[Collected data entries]
'''

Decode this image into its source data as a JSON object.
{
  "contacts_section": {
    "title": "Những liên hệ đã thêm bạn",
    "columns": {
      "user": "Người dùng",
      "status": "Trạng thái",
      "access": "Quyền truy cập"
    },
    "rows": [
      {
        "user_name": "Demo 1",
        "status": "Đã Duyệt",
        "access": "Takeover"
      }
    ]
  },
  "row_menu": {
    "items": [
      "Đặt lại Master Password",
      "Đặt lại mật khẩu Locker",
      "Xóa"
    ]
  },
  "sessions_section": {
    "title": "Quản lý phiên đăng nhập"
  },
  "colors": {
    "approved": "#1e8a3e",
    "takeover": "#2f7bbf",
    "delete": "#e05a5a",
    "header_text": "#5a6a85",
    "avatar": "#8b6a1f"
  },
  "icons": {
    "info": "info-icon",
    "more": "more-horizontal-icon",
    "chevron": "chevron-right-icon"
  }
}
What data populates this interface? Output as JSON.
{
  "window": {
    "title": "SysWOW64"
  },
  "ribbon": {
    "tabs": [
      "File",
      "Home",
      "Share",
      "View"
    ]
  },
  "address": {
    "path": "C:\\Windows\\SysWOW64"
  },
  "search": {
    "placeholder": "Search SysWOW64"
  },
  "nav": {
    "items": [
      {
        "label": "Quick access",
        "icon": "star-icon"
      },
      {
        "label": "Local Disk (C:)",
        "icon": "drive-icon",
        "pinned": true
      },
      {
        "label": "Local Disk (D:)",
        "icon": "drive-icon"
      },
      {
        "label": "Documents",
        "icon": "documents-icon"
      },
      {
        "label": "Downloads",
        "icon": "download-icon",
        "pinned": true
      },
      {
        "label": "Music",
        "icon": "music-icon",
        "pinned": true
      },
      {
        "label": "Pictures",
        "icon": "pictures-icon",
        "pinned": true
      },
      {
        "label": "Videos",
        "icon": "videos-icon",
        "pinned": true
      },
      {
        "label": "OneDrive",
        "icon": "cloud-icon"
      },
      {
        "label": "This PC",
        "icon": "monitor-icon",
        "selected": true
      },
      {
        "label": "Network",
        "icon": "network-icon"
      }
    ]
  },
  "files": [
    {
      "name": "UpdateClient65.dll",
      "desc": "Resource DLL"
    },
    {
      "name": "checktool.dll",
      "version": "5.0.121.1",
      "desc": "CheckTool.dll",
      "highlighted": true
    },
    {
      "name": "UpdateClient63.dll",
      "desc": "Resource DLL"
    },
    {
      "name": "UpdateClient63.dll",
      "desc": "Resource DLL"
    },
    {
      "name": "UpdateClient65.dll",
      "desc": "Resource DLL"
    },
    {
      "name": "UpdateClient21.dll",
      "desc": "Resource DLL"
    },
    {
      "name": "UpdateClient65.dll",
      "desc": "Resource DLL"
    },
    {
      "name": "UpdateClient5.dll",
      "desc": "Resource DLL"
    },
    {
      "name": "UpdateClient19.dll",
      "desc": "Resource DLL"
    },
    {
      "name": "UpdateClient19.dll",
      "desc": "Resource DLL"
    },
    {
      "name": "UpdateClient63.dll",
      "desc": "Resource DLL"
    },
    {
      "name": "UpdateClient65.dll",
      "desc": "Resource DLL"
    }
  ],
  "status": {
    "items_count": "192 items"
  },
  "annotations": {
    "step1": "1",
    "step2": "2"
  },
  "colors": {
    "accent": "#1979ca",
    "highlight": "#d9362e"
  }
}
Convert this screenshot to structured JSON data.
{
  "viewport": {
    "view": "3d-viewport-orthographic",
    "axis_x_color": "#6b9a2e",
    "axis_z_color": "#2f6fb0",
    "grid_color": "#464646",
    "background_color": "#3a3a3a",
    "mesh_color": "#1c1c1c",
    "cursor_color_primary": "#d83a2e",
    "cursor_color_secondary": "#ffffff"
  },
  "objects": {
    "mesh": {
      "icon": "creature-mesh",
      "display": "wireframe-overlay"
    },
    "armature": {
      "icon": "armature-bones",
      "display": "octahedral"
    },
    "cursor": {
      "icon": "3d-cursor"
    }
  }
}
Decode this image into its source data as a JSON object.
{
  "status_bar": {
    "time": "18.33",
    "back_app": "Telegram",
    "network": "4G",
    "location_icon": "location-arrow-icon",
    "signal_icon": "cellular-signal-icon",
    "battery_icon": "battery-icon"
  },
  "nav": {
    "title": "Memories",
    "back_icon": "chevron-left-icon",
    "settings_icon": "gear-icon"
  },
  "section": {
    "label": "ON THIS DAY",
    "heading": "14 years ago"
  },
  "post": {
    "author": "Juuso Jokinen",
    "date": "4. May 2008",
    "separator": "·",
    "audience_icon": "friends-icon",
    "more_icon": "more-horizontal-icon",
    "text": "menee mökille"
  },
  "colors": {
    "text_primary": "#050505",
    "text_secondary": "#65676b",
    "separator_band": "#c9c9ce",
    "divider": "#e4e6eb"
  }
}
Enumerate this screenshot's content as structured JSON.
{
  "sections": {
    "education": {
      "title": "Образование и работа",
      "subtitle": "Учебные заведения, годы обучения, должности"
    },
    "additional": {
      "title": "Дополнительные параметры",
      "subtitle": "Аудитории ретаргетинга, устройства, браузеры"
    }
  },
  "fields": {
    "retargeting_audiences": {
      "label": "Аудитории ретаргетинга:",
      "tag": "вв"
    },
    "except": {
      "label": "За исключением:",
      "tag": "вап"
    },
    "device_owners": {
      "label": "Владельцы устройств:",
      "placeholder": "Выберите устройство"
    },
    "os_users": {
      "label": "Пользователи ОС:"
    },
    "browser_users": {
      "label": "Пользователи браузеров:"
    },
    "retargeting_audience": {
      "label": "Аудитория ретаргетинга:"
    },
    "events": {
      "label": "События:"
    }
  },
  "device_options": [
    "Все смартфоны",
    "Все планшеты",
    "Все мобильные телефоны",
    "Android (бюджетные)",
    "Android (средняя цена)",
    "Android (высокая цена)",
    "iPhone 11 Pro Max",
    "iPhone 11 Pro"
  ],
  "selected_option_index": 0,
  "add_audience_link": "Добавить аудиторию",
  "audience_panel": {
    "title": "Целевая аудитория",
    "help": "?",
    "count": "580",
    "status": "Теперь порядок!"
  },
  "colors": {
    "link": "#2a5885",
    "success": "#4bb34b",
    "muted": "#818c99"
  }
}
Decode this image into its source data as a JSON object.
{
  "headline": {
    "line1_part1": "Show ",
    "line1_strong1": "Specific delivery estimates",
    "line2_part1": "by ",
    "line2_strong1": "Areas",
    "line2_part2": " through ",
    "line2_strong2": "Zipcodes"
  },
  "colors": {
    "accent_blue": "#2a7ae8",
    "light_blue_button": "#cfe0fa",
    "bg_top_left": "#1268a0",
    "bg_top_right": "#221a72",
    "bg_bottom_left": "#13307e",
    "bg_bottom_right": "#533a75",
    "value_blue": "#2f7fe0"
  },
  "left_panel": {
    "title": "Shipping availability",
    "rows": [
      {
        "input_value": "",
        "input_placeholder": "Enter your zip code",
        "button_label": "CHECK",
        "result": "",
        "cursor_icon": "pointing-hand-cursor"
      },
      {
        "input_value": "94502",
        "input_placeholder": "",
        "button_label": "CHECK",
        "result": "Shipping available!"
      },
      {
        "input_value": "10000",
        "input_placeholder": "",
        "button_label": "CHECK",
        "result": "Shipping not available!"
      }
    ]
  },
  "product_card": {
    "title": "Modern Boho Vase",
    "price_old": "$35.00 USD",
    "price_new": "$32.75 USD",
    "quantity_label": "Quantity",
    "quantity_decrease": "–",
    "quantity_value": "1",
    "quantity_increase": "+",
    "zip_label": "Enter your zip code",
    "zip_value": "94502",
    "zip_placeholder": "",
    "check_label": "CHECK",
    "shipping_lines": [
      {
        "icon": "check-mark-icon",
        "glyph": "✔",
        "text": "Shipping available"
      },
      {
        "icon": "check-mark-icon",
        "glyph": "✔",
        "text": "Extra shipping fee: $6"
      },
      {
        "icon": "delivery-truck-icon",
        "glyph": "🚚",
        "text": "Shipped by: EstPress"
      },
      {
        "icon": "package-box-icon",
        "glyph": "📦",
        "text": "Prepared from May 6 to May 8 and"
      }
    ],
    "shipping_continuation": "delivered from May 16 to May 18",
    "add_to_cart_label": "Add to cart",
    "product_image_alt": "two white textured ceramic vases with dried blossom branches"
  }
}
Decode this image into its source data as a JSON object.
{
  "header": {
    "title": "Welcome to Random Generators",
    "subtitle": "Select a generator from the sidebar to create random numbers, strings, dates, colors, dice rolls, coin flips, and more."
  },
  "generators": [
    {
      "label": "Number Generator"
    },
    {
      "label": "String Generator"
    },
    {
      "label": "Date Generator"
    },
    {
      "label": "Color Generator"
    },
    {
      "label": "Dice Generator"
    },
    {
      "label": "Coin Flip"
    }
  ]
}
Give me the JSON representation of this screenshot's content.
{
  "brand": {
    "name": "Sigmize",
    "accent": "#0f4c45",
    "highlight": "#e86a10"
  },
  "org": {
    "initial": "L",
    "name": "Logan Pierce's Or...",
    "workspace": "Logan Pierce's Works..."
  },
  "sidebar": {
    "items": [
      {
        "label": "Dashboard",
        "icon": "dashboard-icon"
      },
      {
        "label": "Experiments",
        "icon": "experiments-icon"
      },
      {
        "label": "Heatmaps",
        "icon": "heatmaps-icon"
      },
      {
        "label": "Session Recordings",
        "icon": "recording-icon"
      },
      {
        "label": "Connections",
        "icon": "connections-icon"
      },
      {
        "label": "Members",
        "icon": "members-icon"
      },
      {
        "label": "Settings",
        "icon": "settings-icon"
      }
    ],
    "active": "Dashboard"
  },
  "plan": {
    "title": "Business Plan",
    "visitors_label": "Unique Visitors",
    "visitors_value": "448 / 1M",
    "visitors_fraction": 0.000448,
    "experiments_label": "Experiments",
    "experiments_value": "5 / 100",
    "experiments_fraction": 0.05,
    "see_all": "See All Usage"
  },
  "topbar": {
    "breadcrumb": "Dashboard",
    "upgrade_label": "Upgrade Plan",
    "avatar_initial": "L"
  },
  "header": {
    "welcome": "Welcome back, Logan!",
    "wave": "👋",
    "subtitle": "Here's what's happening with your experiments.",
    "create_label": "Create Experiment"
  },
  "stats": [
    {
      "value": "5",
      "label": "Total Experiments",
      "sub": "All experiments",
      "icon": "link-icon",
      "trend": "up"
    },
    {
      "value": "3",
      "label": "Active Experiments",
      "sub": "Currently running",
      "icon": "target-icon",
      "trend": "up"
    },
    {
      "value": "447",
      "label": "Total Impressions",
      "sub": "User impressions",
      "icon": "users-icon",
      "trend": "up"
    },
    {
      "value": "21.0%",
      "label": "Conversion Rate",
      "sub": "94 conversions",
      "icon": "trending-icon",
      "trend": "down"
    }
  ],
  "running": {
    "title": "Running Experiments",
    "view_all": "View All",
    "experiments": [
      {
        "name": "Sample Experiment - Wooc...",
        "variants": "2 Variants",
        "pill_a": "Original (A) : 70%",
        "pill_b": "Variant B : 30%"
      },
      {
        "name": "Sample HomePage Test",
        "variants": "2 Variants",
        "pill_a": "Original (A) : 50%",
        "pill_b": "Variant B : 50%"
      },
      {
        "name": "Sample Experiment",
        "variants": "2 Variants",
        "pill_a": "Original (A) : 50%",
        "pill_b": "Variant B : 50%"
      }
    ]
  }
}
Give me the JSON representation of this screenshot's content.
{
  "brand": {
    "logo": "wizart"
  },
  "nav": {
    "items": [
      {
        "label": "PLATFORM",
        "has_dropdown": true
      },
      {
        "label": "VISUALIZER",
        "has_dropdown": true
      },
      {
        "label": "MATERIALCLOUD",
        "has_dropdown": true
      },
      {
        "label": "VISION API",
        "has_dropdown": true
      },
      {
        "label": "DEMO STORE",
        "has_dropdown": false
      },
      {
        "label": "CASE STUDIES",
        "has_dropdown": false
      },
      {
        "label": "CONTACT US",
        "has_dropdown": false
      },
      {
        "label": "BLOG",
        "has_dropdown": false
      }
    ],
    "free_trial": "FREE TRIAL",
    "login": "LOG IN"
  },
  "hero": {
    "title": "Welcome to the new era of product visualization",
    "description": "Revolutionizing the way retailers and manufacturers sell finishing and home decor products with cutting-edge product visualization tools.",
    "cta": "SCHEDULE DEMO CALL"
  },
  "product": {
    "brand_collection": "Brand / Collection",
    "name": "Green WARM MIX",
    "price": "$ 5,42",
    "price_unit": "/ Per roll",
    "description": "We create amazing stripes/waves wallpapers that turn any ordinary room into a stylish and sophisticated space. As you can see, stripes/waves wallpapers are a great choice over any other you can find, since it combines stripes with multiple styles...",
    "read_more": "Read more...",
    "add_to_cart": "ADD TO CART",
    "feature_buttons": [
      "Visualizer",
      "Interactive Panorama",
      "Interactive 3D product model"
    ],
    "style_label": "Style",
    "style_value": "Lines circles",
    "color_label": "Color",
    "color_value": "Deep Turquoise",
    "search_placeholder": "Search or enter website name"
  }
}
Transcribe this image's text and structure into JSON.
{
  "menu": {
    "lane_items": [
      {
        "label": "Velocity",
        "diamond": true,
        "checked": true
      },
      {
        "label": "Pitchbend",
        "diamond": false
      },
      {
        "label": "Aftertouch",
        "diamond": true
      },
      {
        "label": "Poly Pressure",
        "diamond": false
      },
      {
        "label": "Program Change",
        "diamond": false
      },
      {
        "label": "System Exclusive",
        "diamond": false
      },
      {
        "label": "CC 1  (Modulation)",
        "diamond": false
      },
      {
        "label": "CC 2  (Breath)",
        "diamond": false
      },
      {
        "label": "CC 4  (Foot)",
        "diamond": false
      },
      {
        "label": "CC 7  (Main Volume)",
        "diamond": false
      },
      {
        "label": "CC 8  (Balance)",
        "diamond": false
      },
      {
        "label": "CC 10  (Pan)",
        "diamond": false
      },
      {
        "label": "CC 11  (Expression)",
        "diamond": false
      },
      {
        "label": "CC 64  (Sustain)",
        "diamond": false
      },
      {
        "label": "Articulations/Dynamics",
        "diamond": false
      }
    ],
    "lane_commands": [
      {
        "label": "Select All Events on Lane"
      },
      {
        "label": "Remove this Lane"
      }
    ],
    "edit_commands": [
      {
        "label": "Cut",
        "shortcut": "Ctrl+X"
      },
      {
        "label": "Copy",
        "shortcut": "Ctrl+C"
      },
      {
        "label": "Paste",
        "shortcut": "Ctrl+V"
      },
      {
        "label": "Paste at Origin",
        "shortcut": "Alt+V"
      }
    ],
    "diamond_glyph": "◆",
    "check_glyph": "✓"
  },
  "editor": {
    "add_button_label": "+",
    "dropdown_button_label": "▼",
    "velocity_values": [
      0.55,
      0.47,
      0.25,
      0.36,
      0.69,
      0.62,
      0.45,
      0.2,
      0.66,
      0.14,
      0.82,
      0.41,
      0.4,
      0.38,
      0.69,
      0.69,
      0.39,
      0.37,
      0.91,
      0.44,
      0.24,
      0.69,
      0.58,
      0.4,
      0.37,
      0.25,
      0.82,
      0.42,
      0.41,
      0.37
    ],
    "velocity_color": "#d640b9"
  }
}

'''

Required work:
Display every line of the listing that contains the string "Interactive".

Final result:
      "Interactive Panorama",
      "Interactive 3D product model"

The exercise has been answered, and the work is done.